## PROBLEM REQUIREMENTS
Every single entry should be printed exactly.

## STORED DATA
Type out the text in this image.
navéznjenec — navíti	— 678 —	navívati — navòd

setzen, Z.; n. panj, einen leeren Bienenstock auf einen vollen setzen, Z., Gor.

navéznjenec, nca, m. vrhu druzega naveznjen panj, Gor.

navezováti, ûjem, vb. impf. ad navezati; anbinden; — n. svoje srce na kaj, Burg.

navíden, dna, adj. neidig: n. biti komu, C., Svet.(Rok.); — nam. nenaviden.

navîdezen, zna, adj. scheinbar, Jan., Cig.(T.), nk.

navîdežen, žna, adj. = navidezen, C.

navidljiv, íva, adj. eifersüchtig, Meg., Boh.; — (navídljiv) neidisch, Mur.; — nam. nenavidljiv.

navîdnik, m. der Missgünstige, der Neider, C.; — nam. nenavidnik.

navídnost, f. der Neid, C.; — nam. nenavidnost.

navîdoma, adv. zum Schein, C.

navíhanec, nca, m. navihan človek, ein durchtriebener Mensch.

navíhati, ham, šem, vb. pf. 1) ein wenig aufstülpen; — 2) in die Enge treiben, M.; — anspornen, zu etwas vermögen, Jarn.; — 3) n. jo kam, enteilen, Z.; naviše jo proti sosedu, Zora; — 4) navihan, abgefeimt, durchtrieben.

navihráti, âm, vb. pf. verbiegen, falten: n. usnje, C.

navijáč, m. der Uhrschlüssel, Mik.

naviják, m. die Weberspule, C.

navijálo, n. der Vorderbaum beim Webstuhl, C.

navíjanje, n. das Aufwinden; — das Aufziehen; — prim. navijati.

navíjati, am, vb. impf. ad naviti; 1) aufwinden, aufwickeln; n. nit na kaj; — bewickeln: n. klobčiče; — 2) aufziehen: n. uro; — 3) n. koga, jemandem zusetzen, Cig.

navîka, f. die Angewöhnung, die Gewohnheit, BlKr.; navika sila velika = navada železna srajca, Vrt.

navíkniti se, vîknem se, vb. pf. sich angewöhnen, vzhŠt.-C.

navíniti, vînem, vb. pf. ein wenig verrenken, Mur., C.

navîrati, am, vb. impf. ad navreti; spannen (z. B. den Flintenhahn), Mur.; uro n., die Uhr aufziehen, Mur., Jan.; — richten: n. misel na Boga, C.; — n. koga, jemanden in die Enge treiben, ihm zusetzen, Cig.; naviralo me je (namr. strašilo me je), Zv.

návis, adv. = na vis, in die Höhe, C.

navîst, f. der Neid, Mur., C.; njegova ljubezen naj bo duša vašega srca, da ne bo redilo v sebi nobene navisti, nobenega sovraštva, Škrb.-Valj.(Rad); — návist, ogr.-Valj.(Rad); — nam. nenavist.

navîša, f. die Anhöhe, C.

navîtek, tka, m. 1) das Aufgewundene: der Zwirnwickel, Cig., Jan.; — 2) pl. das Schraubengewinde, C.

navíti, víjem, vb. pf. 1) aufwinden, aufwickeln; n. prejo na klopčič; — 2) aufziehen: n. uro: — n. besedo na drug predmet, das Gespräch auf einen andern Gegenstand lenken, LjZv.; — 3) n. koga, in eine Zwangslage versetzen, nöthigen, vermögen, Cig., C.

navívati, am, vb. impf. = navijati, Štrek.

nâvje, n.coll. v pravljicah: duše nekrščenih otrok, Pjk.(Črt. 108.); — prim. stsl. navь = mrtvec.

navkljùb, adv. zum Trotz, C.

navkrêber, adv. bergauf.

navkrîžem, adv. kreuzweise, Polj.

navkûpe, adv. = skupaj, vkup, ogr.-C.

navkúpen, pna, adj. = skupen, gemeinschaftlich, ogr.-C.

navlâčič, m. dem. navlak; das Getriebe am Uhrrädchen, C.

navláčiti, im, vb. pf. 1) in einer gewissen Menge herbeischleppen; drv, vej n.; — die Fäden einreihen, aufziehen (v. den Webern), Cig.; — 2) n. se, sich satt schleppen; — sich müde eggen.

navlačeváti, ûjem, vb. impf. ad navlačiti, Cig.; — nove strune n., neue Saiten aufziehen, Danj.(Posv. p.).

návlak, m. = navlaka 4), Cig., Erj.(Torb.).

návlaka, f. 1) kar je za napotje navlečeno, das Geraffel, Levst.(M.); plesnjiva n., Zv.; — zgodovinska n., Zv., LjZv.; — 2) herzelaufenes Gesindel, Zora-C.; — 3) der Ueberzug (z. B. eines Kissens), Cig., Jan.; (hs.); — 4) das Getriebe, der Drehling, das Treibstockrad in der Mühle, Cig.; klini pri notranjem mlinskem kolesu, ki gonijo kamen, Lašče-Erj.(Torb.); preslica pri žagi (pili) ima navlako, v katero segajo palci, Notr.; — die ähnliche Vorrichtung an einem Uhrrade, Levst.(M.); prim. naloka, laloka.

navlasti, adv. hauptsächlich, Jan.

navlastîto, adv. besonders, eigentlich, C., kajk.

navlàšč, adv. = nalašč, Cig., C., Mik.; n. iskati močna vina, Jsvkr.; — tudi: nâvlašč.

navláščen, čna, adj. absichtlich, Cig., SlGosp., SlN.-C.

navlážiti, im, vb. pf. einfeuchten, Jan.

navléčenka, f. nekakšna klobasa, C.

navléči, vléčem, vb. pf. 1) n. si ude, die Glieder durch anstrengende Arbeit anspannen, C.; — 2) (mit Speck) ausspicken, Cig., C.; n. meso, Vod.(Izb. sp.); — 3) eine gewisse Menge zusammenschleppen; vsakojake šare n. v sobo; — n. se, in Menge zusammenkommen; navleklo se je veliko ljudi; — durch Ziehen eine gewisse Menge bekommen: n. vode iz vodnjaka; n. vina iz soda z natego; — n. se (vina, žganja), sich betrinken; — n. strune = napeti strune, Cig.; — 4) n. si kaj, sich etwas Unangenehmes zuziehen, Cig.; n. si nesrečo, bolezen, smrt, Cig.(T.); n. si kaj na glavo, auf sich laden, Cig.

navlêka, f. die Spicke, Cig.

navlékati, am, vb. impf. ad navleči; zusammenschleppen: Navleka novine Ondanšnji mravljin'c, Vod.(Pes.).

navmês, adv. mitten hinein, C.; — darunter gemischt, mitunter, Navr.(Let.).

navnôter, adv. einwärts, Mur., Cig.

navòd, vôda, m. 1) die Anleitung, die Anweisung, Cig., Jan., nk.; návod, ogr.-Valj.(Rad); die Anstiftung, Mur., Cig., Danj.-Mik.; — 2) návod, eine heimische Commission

## ANSWER TO THE EXERCISE
Type out the text in this image.
navéznjenec — navíti	— 678 —	navívati — navòd

setzen, Z.; n. panj, einen leeren Bienenstock auf einen vollen setzen, Z., Gor.

navéznjenec, nca, m. vrhu druzega naveznjen panj, Gor.

navezováti, ûjem, vb. impf. ad navezati; anbinden; — n. svoje srce na kaj, Burg.

navíden, dna, adj. neidig: n. biti komu, C., Svet.(Rok.); — nam. nenaviden.

navîdezen, zna, adj. scheinbar, Jan., Cig.(T.), nk.

navîdežen, žna, adj. = navidezen, C.

navidljiv, íva, adj. eifersüchtig, Meg., Boh.; — (navídljiv) neidisch, Mur.; — nam. nenavidljiv.

navîdnik, m. der Missgünstige, der Neider, C.; — nam. nenavidnik.

navídnost, f. der Neid, C.; — nam. nenavidnost.

navîdoma, adv. zum Schein, C.

navíhanec, nca, m. navihan človek, ein durchtriebener Mensch.

navíhati, ham, šem, vb. pf. 1) ein wenig aufstülpen; — 2) in die Enge treiben, M.; — anspornen, zu etwas vermögen, Jarn.; — 3) n. jo kam, enteilen, Z.; naviše jo proti sosedu, Zora; — 4) navihan, abgefeimt, durchtrieben.

navihráti, âm, vb. pf. verbiegen, falten: n. usnje, C.

navijáč, m. der Uhrschlüssel, Mik.

naviják, m. die Weberspule, C.

navijálo, n. der Vorderbaum beim Webstuhl, C.

navíjanje, n. das Aufwinden; — das Aufziehen; — prim. navijati.

navíjati, am, vb. impf. ad naviti; 1) aufwinden, aufwickeln; n. nit na kaj; — bewickeln: n. klobčiče; — 2) aufziehen: n. uro; — 3) n. koga, jemandem zusetzen, Cig.

navîka, f. die Angewöhnung, die Gewohnheit, BlKr.; navika sila velika = navada železna srajca, Vrt.

navíkniti se, vîknem se, vb. pf. sich angewöhnen, vzhŠt.-C.

navíniti, vînem, vb. pf. ein wenig verrenken, Mur., C.

navîrati, am, vb. impf. ad navreti; spannen (z. B. den Flintenhahn), Mur.; uro n., die Uhr aufziehen, Mur., Jan.; — richten: n. misel na Boga, C.; — n. koga, jemanden in die Enge treiben, ihm zusetzen, Cig.; naviralo me je (namr. strašilo me je), Zv.

návis, adv. = na vis, in die Höhe, C.

navîst, f. der Neid, Mur., C.; njegova ljubezen naj bo duša vašega srca, da ne bo redilo v sebi nobene navisti, nobenega sovraštva, Škrb.-Valj.(Rad); — návist, ogr.-Valj.(Rad); — nam. nenavist.

navîša, f. die Anhöhe, C.

navîtek, tka, m. 1) das Aufgewundene: der Zwirnwickel, Cig., Jan.; — 2) pl. das Schraubengewinde, C.

navíti, víjem, vb. pf. 1) aufwinden, aufwickeln; n. prejo na klopčič; — 2) aufziehen: n. uro: — n. besedo na drug predmet, das Gespräch auf einen andern Gegenstand lenken, LjZv.; — 3) n. koga, in eine Zwangslage versetzen, nöthigen, vermögen, Cig., C.

navívati, am, vb. impf. = navijati, Štrek.

nâvje, n.coll. v pravljicah: duše nekrščenih otrok, Pjk.(Črt. 108.); — prim. stsl. navь = mrtvec.

navkljùb, adv. zum Trotz, C.

navkrêber, adv. bergauf.

navkrîžem, adv. kreuzweise, Polj.

navkûpe, adv. = skupaj, vkup, ogr.-C.

navkúpen, pna, adj. = skupen, gemeinschaftlich, ogr.-C.

navlâčič, m. dem. navlak; das Getriebe am Uhrrädchen, C.

navláčiti, im, vb. pf. 1) in einer gewissen Menge herbeischleppen; drv, vej n.; — die Fäden einreihen, aufziehen (v. den Webern), Cig.; — 2) n. se, sich satt schleppen; — sich müde eggen.

navlačeváti, ûjem, vb. impf. ad navlačiti, Cig.; — nove strune n., neue Saiten aufziehen, Danj.(Posv. p.).

návlak, m. = navlaka 4), Cig., Erj.(Torb.).

návlaka, f. 1) kar je za napotje navlečeno, das Geraffel, Levst.(M.); plesnjiva n., Zv.; — zgodovinska n., Zv., LjZv.; — 2) herzelaufenes Gesindel, Zora-C.; — 3) der Ueberzug (z. B. eines Kissens), Cig., Jan.; (hs.); — 4) das Getriebe, der Drehling, das Treibstockrad in der Mühle, Cig.; klini pri notranjem mlinskem kolesu, ki gonijo kamen, Lašče-Erj.(Torb.); preslica pri žagi (pili) ima navlako, v katero segajo palci, Notr.; — die ähnliche Vorrichtung an einem Uhrrade, Levst.(M.); prim. naloka, laloka.

navlasti, adv. hauptsächlich, Jan.

navlastîto, adv. besonders, eigentlich, C., kajk.

navlàšč, adv. = nalašč, Cig., C., Mik.; n. iskati močna vina, Jsvkr.; — tudi: nâvlašč.

navláščen, čna, adj. absichtlich, Cig., SlGosp., SlN.-C.

navlážiti, im, vb. pf. einfeuchten, Jan.

navléčenka, f. nekakšna klobasa, C.

navléči, vléčem, vb. pf. 1) n. si ude, die Glieder durch anstrengende Arbeit anspannen, C.; — 2) (mit Speck) ausspicken, Cig., C.; n. meso, Vod.(Izb. sp.); — 3) eine gewisse Menge zusammenschleppen; vsakojake šare n. v sobo; — n. se, in Menge zusammenkommen; navleklo se je veliko ljudi; — durch Ziehen eine gewisse Menge bekommen: n. vode iz vodnjaka; n. vina iz soda z natego; — n. se (vina, žganja), sich betrinken; — n. strune = napeti strune, Cig.; — 4) n. si kaj, sich etwas Unangenehmes zuziehen, Cig.; n. si nesrečo, bolezen, smrt, Cig.(T.); n. si kaj na glavo, auf sich laden, Cig.

navlêka, f. die Spicke, Cig.

navlékati, am, vb. impf. ad navleči; zusammenschleppen: Navleka novine Ondanšnji mravljin'c, Vod.(Pes.).

navmês, adv. mitten hinein, C.; — darunter gemischt, mitunter, Navr.(Let.).

navnôter, adv. einwärts, Mur., Cig.

navòd, vôda, m. 1) die Anleitung, die Anweisung, Cig., Jan., nk.; návod, ogr.-Valj.(Rad); die Anstiftung, Mur., Cig., Danj.-Mik.; — 2) návod, eine heimische Commission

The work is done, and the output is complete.